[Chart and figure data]
## Start
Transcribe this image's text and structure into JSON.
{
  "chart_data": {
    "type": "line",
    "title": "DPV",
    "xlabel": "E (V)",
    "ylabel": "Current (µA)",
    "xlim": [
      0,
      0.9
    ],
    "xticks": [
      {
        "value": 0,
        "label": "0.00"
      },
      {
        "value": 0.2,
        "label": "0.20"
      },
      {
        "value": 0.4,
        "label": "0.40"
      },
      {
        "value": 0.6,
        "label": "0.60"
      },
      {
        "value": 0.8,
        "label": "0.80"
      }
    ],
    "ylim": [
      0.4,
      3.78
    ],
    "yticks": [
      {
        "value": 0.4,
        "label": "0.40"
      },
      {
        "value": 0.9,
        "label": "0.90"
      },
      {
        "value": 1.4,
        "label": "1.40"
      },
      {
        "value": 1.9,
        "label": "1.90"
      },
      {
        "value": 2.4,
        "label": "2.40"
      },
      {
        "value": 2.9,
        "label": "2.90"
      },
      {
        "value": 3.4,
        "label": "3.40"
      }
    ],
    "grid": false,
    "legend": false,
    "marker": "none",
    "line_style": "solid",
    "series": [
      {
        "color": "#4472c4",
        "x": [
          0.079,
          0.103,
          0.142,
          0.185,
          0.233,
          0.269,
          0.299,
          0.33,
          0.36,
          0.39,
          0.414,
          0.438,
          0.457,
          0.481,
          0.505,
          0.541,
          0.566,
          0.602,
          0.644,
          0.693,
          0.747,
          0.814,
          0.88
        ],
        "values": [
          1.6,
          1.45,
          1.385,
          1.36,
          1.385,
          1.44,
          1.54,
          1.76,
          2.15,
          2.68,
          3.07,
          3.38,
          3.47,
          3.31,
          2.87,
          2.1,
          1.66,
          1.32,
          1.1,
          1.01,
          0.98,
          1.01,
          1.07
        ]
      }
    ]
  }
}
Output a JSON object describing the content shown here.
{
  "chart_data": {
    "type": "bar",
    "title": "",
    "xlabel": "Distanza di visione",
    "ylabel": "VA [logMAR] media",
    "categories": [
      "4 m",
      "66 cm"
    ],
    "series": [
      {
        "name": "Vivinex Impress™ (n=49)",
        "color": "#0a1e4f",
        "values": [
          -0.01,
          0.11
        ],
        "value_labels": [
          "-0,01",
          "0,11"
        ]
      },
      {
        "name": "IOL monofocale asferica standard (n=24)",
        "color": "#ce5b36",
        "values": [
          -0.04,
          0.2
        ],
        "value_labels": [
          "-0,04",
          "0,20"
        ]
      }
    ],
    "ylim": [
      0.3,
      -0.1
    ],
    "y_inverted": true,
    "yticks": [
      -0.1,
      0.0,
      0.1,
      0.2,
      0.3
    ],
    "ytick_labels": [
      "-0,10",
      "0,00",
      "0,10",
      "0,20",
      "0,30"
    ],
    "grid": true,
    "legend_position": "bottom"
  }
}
## End
▶ **What is being asked**
Copy out every line of the data that includes the word "xlabel".

▶ **Reply to the task**
    "xlabel": "E (V)",
    "xlabel": "Distanza di visione",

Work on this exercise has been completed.